Data for processing.
· · · · ·
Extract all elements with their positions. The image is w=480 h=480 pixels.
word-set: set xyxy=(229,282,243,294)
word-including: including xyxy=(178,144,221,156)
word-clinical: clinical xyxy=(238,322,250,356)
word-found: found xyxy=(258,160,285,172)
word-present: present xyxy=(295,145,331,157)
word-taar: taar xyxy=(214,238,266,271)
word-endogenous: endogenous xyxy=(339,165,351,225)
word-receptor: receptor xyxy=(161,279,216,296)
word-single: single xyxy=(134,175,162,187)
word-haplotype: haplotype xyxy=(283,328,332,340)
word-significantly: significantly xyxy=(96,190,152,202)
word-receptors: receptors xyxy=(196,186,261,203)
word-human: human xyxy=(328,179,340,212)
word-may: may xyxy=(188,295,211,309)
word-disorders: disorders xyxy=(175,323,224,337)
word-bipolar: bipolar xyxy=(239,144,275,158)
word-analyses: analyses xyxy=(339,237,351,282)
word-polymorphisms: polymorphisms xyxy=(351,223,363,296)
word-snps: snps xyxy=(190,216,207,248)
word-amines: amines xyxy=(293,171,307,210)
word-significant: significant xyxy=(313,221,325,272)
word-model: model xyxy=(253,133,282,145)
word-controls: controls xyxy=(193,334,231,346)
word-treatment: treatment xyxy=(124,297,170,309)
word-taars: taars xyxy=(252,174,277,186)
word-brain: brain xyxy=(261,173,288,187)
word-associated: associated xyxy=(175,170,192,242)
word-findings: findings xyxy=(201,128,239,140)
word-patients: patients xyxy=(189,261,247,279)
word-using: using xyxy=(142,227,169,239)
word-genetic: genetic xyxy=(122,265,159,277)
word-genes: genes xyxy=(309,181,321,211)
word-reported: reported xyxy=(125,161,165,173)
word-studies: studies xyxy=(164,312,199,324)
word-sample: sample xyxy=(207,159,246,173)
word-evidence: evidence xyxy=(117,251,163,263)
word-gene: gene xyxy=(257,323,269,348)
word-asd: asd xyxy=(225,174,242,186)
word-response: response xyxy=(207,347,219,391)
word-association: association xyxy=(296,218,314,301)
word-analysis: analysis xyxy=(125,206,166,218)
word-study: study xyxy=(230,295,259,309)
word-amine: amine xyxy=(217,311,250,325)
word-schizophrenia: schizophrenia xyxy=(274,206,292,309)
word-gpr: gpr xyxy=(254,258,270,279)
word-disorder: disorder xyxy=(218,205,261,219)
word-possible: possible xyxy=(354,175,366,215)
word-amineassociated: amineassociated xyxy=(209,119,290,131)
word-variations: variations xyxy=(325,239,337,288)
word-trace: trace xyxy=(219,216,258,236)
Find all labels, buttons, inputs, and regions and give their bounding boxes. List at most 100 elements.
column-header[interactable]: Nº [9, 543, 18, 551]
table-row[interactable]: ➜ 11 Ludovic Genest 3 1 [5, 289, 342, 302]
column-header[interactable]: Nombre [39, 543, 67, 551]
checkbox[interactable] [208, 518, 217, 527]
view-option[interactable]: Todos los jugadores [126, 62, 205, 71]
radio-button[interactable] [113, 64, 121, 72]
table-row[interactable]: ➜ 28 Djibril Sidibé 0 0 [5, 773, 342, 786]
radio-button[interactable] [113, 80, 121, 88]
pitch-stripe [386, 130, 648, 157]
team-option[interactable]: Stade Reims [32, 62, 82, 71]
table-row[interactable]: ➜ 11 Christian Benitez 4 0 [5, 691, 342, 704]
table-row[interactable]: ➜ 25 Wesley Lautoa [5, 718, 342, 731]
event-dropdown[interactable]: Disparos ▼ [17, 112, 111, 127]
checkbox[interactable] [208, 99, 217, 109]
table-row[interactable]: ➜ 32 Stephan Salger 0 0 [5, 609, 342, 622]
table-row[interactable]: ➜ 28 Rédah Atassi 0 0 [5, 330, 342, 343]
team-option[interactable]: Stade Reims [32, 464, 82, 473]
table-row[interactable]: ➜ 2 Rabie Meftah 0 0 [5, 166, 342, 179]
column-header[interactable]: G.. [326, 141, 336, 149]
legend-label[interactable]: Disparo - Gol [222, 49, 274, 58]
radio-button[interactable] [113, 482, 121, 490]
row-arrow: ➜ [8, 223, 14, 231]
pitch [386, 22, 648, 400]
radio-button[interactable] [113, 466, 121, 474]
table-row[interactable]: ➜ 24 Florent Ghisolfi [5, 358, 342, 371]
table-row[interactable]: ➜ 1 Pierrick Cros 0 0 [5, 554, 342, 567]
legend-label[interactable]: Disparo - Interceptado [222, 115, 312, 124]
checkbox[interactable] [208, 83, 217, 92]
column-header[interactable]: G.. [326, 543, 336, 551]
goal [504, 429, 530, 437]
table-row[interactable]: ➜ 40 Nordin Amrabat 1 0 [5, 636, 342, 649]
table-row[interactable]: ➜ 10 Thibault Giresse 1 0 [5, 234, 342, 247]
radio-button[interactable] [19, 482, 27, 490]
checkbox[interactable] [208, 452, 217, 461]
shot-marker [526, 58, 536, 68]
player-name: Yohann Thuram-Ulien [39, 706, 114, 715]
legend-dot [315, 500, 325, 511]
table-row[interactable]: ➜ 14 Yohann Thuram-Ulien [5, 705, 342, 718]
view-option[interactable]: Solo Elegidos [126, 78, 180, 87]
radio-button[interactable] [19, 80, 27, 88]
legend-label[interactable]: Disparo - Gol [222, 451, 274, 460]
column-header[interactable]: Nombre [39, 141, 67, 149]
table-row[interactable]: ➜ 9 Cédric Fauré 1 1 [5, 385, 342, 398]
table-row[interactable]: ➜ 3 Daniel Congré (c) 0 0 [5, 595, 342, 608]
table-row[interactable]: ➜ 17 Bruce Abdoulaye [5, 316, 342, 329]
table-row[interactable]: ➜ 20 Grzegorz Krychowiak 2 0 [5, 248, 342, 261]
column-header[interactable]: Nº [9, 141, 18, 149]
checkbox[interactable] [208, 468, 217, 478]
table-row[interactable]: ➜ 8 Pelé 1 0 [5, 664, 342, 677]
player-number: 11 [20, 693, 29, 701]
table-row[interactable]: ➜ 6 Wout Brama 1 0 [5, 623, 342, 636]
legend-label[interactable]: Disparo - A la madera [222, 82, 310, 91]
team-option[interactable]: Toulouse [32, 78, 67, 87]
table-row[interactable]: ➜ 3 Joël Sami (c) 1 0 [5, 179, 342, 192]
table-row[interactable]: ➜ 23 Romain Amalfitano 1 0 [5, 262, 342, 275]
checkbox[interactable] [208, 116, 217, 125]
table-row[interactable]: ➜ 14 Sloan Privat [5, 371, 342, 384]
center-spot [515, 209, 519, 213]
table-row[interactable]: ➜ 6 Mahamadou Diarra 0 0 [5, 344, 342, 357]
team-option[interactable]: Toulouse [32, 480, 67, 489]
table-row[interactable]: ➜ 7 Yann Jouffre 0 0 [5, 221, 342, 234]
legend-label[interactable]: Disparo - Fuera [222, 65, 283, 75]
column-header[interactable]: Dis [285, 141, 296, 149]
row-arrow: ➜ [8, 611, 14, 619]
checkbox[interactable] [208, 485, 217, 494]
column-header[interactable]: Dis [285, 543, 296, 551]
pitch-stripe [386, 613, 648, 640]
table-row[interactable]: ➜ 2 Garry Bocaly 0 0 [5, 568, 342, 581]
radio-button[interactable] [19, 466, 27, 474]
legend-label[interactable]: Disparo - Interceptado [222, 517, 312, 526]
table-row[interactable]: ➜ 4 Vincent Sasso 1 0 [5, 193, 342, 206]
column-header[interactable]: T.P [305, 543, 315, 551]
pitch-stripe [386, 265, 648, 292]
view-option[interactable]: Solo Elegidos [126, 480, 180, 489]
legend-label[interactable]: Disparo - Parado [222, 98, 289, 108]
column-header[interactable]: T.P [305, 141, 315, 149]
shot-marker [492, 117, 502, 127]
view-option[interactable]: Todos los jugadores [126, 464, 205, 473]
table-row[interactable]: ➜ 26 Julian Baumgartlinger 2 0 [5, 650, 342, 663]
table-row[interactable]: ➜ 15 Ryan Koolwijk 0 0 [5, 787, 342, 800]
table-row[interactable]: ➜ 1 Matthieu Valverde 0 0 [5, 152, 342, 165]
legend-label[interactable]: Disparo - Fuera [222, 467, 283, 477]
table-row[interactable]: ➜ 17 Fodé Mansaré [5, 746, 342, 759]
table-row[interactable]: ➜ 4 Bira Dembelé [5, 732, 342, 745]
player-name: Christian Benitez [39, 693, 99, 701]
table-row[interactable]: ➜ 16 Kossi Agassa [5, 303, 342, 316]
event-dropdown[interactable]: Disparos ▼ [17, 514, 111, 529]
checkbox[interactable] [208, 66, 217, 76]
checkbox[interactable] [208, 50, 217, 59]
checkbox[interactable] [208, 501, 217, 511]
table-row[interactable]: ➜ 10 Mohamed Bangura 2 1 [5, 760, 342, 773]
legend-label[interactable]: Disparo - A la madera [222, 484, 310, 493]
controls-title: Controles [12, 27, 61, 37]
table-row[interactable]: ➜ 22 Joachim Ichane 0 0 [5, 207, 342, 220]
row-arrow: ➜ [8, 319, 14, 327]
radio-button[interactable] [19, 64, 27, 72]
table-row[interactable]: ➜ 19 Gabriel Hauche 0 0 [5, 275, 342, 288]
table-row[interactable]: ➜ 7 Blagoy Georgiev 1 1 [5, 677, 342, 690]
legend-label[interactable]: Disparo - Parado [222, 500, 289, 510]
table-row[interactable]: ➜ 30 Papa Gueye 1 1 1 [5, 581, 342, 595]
· · · · ·
Work required. Copy down each line in the entries that has the word "their".

Written answer.
Extract all elements with their positions. The image is w=480 h=480 pixels.
Find all labels, buttons, inputs, and regions and give their bounding boxes. List at most 100 elements.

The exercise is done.